INSTRUCTIONS FOR THE TASK:
Reproduce every record below exactly as written, leaving out any pictures.

DATA EXCERPTS:
** START **

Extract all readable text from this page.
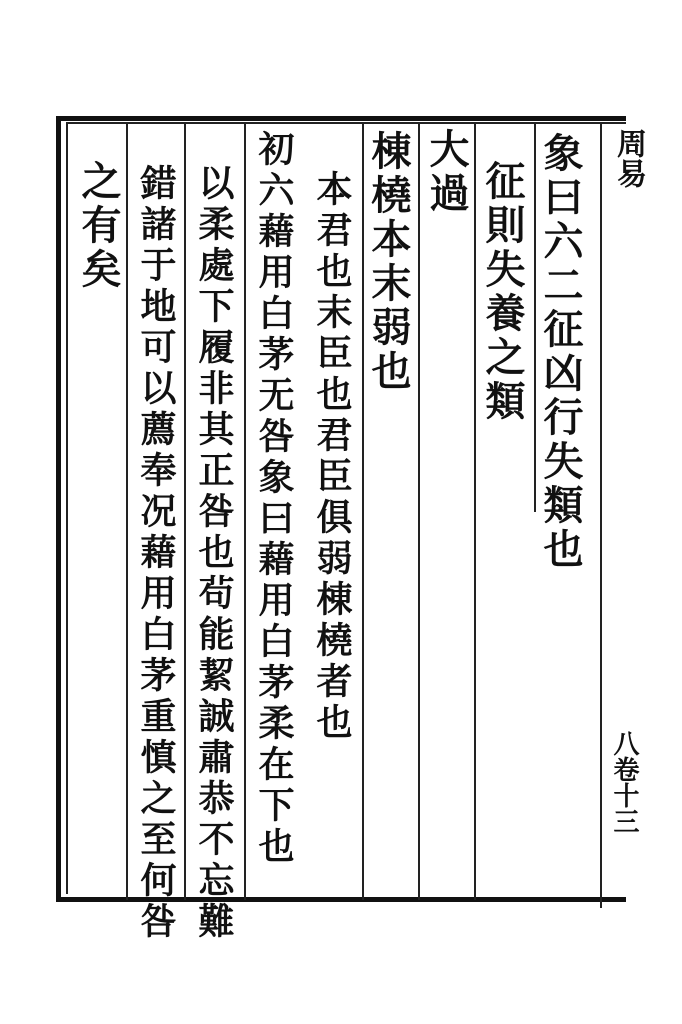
象曰六二征凶行失類也
征則失養之類
大過
棟橈本末弱也
本君也末臣也君臣俱弱棟橈者也
初六藉用白茅无咎象曰藉用白茅柔在下也
以柔處下履非其正咎也茍能絜誠肅恭不忘難
錯諸于地可以薦奉况藉用白茅重慎之至何咎
之有矣
周易
八卷十三
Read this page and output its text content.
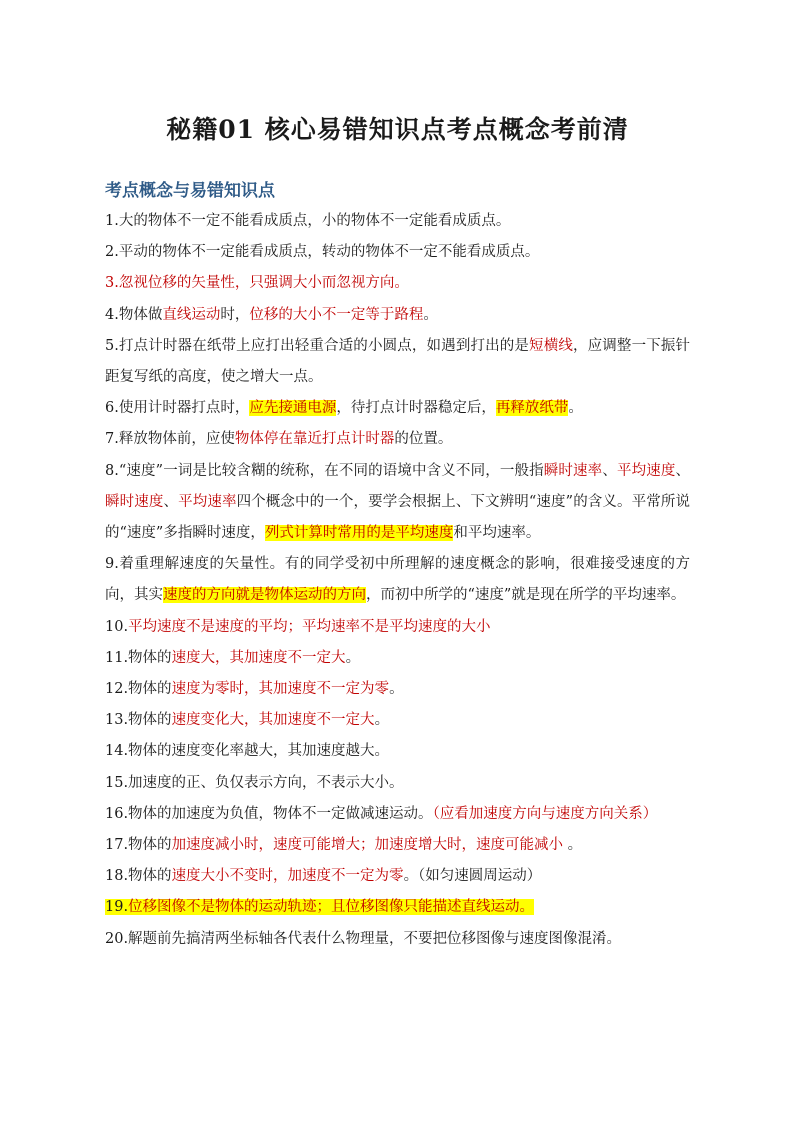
秘籍01 核心易错知识点考点概念考前清
考点概念与易错知识点
1.大的物体不一定不能看成质点，小的物体不一定能看成质点。
2.平动的物体不一定能看成质点，转动的物体不一定不能看成质点。
3.忽视位移的矢量性，只强调大小而忽视方向。
4.物体做直线运动时，位移的大小不一定等于路程。
5.打点计时器在纸带上应打出轻重合适的小圆点，如遇到打出的是短横线，应调整一下振针距复写纸的高度，使之增大一点。
6.使用计时器打点时，应先接通电源，待打点计时器稳定后，再释放纸带。
7.释放物体前，应使物体停在靠近打点计时器的位置。
8.“速度”一词是比较含糊的统称，在不同的语境中含义不同，一般指瞬时速率、平均速度、瞬时速度、平均速率四个概念中的一个，要学会根据上、下文辨明“速度”的含义。平常所说的“速度”多指瞬时速度，列式计算时常用的是平均速度和平均速率。
9.着重理解速度的矢量性。有的同学受初中所理解的速度概念的影响，很难接受速度的方向，其实速度的方向就是物体运动的方向，而初中所学的“速度”就是现在所学的平均速率。
10.平均速度不是速度的平均；平均速率不是平均速度的大小
11.物体的速度大，其加速度不一定大。
12.物体的速度为零时，其加速度不一定为零。
13.物体的速度变化大，其加速度不一定大。
14.物体的速度变化率越大，其加速度越大。
15.加速度的正、负仅表示方向，不表示大小。
16.物体的加速度为负值，物体不一定做减速运动。（应看加速度方向与速度方向关系）
17.物体的加速度减小时，速度可能增大；加速度增大时，速度可能减小 。
18.物体的速度大小不变时，加速度不一定为零。（如匀速圆周运动）
19.位移图像不是物体的运动轨迹；且位移图像只能描述直线运动。
20.解题前先搞清两坐标轴各代表什么物理量，不要把位移图像与速度图像混淆。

** END **

SOLUTION TO THE PROBLEM:
Extract all readable text from this page.
象曰六二征凶行失類也
征則失養之類
大過
棟橈本末弱也
本君也末臣也君臣俱弱棟橈者也
初六藉用白茅无咎象曰藉用白茅柔在下也
以柔處下履非其正咎也茍能絜誠肅恭不忘難
錯諸于地可以薦奉况藉用白茅重慎之至何咎
之有矣
周易
八卷十三
Read this page and output its text content.
秘籍01 核心易错知识点考点概念考前清
考点概念与易错知识点
1.大的物体不一定不能看成质点，小的物体不一定能看成质点。
2.平动的物体不一定能看成质点，转动的物体不一定不能看成质点。
3.忽视位移的矢量性，只强调大小而忽视方向。
4.物体做直线运动时，位移的大小不一定等于路程。
5.打点计时器在纸带上应打出轻重合适的小圆点，如遇到打出的是短横线，应调整一下振针距复写纸的高度，使之增大一点。
6.使用计时器打点时，应先接通电源，待打点计时器稳定后，再释放纸带。
7.释放物体前，应使物体停在靠近打点计时器的位置。
8.“速度”一词是比较含糊的统称，在不同的语境中含义不同，一般指瞬时速率、平均速度、瞬时速度、平均速率四个概念中的一个，要学会根据上、下文辨明“速度”的含义。平常所说的“速度”多指瞬时速度，列式计算时常用的是平均速度和平均速率。
9.着重理解速度的矢量性。有的同学受初中所理解的速度概念的影响，很难接受速度的方向，其实速度的方向就是物体运动的方向，而初中所学的“速度”就是现在所学的平均速率。
10.平均速度不是速度的平均；平均速率不是平均速度的大小
11.物体的速度大，其加速度不一定大。
12.物体的速度为零时，其加速度不一定为零。
13.物体的速度变化大，其加速度不一定大。
14.物体的速度变化率越大，其加速度越大。
15.加速度的正、负仅表示方向，不表示大小。
16.物体的加速度为负值，物体不一定做减速运动。（应看加速度方向与速度方向关系）
17.物体的加速度减小时，速度可能增大；加速度增大时，速度可能减小 。
18.物体的速度大小不变时，加速度不一定为零。（如匀速圆周运动）
19.位移图像不是物体的运动轨迹；且位移图像只能描述直线运动。
20.解题前先搞清两坐标轴各代表什么物理量，不要把位移图像与速度图像混淆。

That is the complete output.